▸ Exercise brief:
Copy out every one of the following lines of data without changing anything.

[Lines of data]
════════════════════
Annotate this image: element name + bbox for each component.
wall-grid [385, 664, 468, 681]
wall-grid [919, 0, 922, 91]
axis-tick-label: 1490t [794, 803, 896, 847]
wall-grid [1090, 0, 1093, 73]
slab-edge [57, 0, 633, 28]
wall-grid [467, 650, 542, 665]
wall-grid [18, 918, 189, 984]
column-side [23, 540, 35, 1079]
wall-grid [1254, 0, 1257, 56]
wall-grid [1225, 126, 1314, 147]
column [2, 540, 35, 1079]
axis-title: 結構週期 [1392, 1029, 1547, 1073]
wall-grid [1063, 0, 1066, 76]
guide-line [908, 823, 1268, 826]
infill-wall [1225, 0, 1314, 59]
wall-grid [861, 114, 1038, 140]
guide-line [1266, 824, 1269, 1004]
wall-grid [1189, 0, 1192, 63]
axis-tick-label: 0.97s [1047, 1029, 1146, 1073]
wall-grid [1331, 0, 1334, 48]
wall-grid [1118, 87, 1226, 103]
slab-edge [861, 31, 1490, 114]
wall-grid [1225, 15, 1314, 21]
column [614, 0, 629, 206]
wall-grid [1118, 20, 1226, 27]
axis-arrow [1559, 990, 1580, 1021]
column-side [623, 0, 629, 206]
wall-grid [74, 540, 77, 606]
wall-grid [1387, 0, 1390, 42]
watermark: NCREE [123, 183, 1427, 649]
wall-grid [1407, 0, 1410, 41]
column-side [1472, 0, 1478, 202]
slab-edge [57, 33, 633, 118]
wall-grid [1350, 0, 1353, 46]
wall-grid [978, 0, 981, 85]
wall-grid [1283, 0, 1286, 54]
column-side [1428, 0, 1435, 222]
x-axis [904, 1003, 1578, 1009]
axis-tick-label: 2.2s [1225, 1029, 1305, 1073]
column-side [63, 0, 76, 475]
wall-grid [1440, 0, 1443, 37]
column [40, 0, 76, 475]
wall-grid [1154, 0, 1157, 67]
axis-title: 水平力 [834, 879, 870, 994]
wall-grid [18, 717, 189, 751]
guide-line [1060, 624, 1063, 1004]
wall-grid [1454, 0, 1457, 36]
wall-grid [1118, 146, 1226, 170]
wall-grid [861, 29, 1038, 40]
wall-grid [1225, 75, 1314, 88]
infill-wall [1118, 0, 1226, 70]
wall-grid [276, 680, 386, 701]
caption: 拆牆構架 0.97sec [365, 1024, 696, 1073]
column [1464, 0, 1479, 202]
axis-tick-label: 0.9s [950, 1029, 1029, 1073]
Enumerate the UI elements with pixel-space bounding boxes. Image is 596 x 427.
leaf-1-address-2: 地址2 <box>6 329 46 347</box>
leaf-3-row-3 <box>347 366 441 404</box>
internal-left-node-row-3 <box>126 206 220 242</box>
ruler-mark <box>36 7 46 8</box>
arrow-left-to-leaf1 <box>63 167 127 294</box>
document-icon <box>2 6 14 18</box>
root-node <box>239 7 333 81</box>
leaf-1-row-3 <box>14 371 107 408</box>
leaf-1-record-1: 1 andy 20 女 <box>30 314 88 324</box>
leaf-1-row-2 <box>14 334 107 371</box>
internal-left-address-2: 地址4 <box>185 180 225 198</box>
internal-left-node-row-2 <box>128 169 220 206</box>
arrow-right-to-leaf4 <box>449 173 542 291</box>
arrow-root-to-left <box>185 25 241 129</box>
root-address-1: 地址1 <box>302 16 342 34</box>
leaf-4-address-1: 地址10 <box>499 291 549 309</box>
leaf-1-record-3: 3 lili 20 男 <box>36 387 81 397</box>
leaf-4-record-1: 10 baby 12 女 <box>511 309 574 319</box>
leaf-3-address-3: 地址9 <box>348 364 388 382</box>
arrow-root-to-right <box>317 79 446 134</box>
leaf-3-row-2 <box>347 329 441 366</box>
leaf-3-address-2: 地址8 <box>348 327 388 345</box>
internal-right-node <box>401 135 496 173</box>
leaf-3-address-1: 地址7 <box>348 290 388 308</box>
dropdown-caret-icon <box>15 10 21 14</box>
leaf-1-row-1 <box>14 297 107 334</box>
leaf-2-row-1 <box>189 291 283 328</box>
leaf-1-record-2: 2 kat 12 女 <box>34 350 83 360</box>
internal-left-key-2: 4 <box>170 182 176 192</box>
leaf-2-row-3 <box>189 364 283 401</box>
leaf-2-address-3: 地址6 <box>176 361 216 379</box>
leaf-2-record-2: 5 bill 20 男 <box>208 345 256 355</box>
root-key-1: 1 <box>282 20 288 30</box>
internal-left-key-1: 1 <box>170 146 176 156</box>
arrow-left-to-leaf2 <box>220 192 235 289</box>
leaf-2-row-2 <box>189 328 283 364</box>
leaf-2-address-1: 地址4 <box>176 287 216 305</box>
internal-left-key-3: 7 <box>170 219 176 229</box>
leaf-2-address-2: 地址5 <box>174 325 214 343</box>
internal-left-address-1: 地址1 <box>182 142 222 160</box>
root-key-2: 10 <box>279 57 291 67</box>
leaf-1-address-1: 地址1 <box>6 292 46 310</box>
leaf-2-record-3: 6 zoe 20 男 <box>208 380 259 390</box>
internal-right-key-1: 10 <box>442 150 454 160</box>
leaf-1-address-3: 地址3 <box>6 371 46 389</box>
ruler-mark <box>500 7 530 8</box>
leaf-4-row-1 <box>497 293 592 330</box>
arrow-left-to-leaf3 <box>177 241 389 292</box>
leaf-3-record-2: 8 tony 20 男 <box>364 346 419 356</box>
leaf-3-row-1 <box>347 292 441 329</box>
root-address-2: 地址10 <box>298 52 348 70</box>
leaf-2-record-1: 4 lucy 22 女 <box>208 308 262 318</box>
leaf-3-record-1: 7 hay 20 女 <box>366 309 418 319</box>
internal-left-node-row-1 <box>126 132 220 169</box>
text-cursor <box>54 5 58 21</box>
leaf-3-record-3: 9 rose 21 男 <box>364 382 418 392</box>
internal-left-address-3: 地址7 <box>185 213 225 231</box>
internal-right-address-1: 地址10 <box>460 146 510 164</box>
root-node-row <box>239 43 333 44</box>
════════════════════
▸ Answer for the task:
Annotate this image: element name + bbox for each component.
wall-grid [385, 664, 468, 681]
wall-grid [919, 0, 922, 91]
axis-tick-label: 1490t [794, 803, 896, 847]
wall-grid [1090, 0, 1093, 73]
slab-edge [57, 0, 633, 28]
wall-grid [467, 650, 542, 665]
wall-grid [18, 918, 189, 984]
column-side [23, 540, 35, 1079]
wall-grid [1254, 0, 1257, 56]
wall-grid [1225, 126, 1314, 147]
column [2, 540, 35, 1079]
axis-title: 結構週期 [1392, 1029, 1547, 1073]
wall-grid [1063, 0, 1066, 76]
guide-line [908, 823, 1268, 826]
infill-wall [1225, 0, 1314, 59]
wall-grid [861, 114, 1038, 140]
guide-line [1266, 824, 1269, 1004]
wall-grid [1189, 0, 1192, 63]
axis-tick-label: 0.97s [1047, 1029, 1146, 1073]
wall-grid [1331, 0, 1334, 48]
wall-grid [1118, 87, 1226, 103]
slab-edge [861, 31, 1490, 114]
wall-grid [1225, 15, 1314, 21]
column [614, 0, 629, 206]
wall-grid [1118, 20, 1226, 27]
axis-arrow [1559, 990, 1580, 1021]
column-side [623, 0, 629, 206]
wall-grid [74, 540, 77, 606]
wall-grid [1387, 0, 1390, 42]
watermark: NCREE [123, 183, 1427, 649]
wall-grid [1407, 0, 1410, 41]
column-side [1472, 0, 1478, 202]
slab-edge [57, 33, 633, 118]
wall-grid [1350, 0, 1353, 46]
wall-grid [978, 0, 981, 85]
wall-grid [1283, 0, 1286, 54]
column-side [1428, 0, 1435, 222]
x-axis [904, 1003, 1578, 1009]
axis-tick-label: 2.2s [1225, 1029, 1305, 1073]
column-side [63, 0, 76, 475]
wall-grid [1440, 0, 1443, 37]
column [40, 0, 76, 475]
wall-grid [1154, 0, 1157, 67]
axis-title: 水平力 [834, 879, 870, 994]
wall-grid [18, 717, 189, 751]
guide-line [1060, 624, 1063, 1004]
wall-grid [1454, 0, 1457, 36]
wall-grid [1118, 146, 1226, 170]
wall-grid [861, 29, 1038, 40]
wall-grid [1225, 75, 1314, 88]
infill-wall [1118, 0, 1226, 70]
wall-grid [276, 680, 386, 701]
caption: 拆牆構架 0.97sec [365, 1024, 696, 1073]
column [1464, 0, 1479, 202]
axis-tick-label: 0.9s [950, 1029, 1029, 1073]
Enumerate the UI elements with pixel-space bounding boxes. Image is 596 x 427.
leaf-1-address-2: 地址2 <box>6 329 46 347</box>
leaf-3-row-3 <box>347 366 441 404</box>
internal-left-node-row-3 <box>126 206 220 242</box>
ruler-mark <box>36 7 46 8</box>
arrow-left-to-leaf1 <box>63 167 127 294</box>
document-icon <box>2 6 14 18</box>
root-node <box>239 7 333 81</box>
leaf-1-row-3 <box>14 371 107 408</box>
leaf-1-record-1: 1 andy 20 女 <box>30 314 88 324</box>
leaf-1-row-2 <box>14 334 107 371</box>
internal-left-address-2: 地址4 <box>185 180 225 198</box>
internal-left-node-row-2 <box>128 169 220 206</box>
arrow-right-to-leaf4 <box>449 173 542 291</box>
arrow-root-to-left <box>185 25 241 129</box>
root-address-1: 地址1 <box>302 16 342 34</box>
leaf-4-address-1: 地址10 <box>499 291 549 309</box>
leaf-1-record-3: 3 lili 20 男 <box>36 387 81 397</box>
leaf-4-record-1: 10 baby 12 女 <box>511 309 574 319</box>
leaf-3-address-3: 地址9 <box>348 364 388 382</box>
arrow-root-to-right <box>317 79 446 134</box>
leaf-3-row-2 <box>347 329 441 366</box>
leaf-3-address-2: 地址8 <box>348 327 388 345</box>
internal-right-node <box>401 135 496 173</box>
leaf-3-address-1: 地址7 <box>348 290 388 308</box>
dropdown-caret-icon <box>15 10 21 14</box>
leaf-1-row-1 <box>14 297 107 334</box>
leaf-2-row-1 <box>189 291 283 328</box>
leaf-1-record-2: 2 kat 12 女 <box>34 350 83 360</box>
internal-left-key-2: 4 <box>170 182 176 192</box>
leaf-2-row-3 <box>189 364 283 401</box>
leaf-2-address-3: 地址6 <box>176 361 216 379</box>
leaf-2-record-2: 5 bill 20 男 <box>208 345 256 355</box>
root-key-1: 1 <box>282 20 288 30</box>
internal-left-key-1: 1 <box>170 146 176 156</box>
arrow-left-to-leaf2 <box>220 192 235 289</box>
leaf-2-row-2 <box>189 328 283 364</box>
leaf-2-address-1: 地址4 <box>176 287 216 305</box>
internal-left-key-3: 7 <box>170 219 176 229</box>
leaf-2-address-2: 地址5 <box>174 325 214 343</box>
internal-left-address-1: 地址1 <box>182 142 222 160</box>
root-key-2: 10 <box>279 57 291 67</box>
leaf-1-address-1: 地址1 <box>6 292 46 310</box>
leaf-2-record-3: 6 zoe 20 男 <box>208 380 259 390</box>
internal-right-key-1: 10 <box>442 150 454 160</box>
leaf-1-address-3: 地址3 <box>6 371 46 389</box>
ruler-mark <box>500 7 530 8</box>
leaf-4-row-1 <box>497 293 592 330</box>
arrow-left-to-leaf3 <box>177 241 389 292</box>
leaf-3-record-2: 8 tony 20 男 <box>364 346 419 356</box>
leaf-3-row-1 <box>347 292 441 329</box>
root-address-2: 地址10 <box>298 52 348 70</box>
leaf-2-record-1: 4 lucy 22 女 <box>208 308 262 318</box>
leaf-3-record-1: 7 hay 20 女 <box>366 309 418 319</box>
internal-left-node-row-1 <box>126 132 220 169</box>
text-cursor <box>54 5 58 21</box>
leaf-3-record-3: 9 rose 21 男 <box>364 382 418 392</box>
internal-left-address-3: 地址7 <box>185 213 225 231</box>
internal-right-address-1: 地址10 <box>460 146 510 164</box>
root-node-row <box>239 43 333 44</box>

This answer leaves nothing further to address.